## Material for this exercise
+ + + + +
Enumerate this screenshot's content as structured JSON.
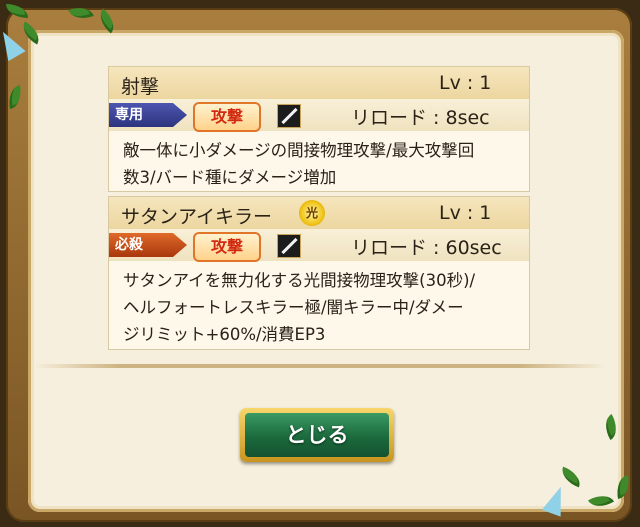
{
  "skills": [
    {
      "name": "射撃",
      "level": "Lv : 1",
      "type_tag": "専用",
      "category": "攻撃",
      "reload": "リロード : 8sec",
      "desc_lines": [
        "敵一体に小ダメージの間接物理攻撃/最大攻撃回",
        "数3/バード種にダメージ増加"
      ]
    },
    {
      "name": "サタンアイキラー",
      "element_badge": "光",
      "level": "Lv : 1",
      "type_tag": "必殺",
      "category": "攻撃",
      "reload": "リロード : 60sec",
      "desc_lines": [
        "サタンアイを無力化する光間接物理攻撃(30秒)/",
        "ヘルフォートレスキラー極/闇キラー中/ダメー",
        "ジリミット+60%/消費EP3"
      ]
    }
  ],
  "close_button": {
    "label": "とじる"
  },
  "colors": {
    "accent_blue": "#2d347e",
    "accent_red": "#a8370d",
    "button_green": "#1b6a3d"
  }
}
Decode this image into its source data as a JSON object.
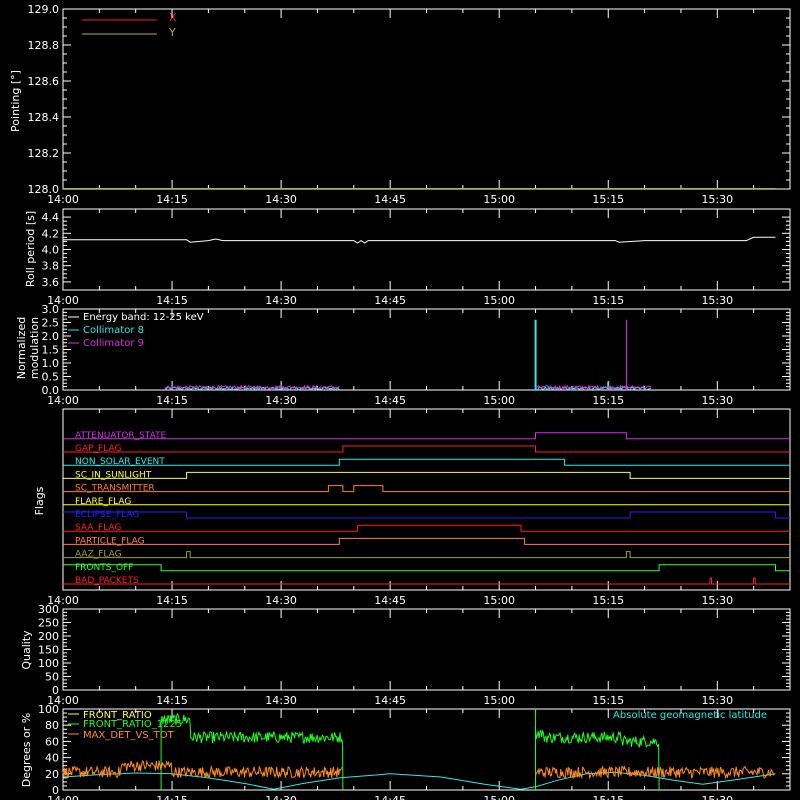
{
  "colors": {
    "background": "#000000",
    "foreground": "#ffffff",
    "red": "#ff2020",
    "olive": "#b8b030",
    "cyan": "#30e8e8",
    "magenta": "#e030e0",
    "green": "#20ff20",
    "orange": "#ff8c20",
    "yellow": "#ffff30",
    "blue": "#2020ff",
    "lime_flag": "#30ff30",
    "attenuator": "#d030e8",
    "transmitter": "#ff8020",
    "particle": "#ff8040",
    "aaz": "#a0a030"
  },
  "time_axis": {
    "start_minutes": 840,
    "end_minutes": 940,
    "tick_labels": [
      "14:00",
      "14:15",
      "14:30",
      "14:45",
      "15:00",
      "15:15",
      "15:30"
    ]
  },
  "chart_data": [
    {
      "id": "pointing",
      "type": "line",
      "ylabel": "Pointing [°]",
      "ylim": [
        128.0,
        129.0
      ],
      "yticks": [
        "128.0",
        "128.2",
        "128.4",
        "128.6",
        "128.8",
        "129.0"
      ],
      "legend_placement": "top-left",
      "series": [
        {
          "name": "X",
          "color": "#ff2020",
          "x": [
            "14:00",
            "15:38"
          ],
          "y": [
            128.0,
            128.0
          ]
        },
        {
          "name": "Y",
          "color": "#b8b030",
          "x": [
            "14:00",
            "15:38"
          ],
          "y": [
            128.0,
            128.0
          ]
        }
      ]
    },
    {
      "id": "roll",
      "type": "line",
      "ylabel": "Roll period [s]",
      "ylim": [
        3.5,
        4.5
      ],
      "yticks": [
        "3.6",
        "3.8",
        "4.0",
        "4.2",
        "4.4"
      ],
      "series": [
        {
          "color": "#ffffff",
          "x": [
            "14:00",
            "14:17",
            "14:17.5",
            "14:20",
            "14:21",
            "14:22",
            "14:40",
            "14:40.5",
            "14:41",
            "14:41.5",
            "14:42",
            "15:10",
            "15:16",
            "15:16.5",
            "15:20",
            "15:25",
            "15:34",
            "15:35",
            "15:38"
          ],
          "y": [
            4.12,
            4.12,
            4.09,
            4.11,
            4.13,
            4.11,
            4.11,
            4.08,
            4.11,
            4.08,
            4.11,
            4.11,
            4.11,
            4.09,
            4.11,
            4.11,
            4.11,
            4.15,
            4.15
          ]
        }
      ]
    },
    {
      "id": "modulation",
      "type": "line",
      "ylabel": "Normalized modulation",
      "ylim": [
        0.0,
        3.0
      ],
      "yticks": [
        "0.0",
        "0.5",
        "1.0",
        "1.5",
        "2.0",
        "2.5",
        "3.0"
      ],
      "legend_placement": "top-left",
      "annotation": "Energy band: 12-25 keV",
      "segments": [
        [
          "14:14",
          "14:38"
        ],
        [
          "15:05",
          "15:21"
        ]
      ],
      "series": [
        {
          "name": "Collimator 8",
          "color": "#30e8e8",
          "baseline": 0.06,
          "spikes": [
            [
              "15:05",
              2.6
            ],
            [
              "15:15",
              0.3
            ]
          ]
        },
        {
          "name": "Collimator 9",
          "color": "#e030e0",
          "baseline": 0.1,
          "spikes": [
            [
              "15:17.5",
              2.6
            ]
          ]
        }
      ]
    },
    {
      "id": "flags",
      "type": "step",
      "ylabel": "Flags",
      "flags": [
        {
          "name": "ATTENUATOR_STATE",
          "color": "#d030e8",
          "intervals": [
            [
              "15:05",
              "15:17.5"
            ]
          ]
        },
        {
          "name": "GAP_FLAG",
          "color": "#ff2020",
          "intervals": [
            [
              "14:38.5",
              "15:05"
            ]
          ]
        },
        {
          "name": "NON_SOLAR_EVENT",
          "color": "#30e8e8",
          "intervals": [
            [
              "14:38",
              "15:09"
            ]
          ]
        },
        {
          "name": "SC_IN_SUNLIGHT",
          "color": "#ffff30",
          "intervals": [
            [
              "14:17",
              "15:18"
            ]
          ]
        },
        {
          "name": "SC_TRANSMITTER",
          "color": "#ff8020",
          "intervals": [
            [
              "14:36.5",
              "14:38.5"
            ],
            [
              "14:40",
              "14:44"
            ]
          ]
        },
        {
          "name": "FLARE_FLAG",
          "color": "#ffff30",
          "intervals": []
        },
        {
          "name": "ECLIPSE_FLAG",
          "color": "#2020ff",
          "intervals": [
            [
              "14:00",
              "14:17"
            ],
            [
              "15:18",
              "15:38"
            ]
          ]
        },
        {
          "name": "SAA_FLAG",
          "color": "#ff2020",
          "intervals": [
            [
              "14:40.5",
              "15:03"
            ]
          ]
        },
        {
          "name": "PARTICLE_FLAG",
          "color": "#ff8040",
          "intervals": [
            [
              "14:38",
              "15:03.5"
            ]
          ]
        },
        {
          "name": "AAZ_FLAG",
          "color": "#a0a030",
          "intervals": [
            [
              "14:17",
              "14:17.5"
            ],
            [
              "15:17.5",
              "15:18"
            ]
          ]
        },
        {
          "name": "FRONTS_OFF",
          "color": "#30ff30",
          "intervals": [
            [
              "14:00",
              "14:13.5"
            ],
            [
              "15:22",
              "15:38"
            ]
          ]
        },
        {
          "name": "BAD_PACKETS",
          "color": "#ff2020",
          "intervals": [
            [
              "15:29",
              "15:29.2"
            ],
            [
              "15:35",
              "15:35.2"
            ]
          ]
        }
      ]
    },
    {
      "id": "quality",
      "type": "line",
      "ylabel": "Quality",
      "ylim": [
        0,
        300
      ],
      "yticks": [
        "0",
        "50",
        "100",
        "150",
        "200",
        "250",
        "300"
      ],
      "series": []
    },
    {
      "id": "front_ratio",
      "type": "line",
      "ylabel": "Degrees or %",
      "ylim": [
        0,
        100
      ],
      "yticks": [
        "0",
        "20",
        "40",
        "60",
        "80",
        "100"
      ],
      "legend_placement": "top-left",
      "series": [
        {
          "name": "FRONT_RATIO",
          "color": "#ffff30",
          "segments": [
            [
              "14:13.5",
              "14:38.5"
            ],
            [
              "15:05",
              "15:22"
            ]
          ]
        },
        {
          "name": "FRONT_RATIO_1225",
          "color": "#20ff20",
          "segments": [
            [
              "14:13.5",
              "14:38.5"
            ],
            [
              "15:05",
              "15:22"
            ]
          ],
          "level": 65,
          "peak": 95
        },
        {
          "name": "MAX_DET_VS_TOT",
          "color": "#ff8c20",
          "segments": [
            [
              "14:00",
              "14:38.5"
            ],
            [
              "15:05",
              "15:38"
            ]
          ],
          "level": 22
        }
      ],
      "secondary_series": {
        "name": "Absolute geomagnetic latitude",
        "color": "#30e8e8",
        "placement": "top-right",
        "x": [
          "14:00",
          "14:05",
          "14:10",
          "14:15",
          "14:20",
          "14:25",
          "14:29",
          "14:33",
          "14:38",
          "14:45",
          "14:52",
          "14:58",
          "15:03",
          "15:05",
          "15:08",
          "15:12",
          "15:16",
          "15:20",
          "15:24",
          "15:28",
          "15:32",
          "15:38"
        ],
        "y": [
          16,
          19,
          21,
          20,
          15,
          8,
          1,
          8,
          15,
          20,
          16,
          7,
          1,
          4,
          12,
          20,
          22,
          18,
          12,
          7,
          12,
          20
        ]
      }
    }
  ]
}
+ + + + +
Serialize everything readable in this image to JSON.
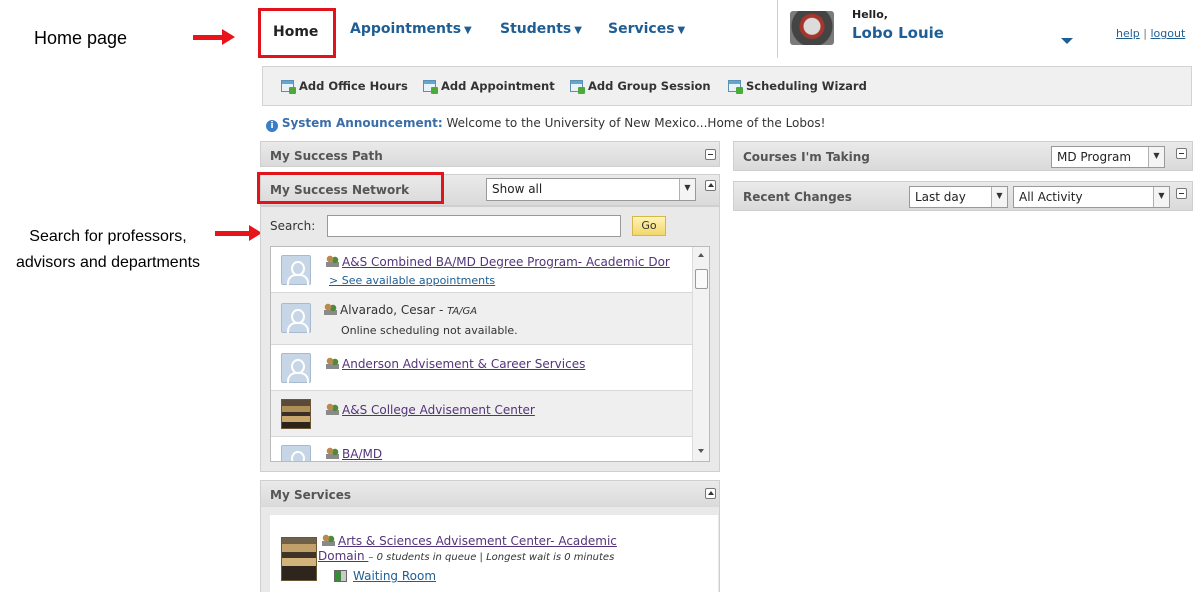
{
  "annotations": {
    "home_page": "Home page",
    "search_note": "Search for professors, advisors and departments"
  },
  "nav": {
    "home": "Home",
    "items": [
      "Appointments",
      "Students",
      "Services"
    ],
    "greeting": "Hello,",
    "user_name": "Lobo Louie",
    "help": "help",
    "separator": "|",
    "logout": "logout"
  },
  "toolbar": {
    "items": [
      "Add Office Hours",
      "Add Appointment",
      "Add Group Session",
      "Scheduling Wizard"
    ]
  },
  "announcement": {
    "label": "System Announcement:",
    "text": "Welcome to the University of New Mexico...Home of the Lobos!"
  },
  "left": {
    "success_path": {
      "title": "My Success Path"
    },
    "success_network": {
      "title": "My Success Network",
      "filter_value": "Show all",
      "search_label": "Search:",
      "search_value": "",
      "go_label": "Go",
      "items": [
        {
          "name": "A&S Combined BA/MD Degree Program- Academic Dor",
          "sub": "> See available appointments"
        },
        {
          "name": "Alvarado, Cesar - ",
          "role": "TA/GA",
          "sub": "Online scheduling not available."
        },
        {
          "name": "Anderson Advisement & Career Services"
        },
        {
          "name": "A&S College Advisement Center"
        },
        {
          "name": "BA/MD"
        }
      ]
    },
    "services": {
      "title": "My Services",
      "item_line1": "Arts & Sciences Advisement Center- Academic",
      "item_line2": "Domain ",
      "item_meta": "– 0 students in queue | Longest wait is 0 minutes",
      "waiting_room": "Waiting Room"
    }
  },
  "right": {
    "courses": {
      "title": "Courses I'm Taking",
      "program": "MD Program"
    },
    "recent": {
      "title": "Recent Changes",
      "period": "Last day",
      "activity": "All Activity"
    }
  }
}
+ + + + +
## Task description
Look through the listing above. Pick out each line with "Home" and copy it.

## Response to the exercise
    "home_page": "Home page",
    "home": "Home",
    "text": "Welcome to the University of New Mexico...Home of the Lobos!"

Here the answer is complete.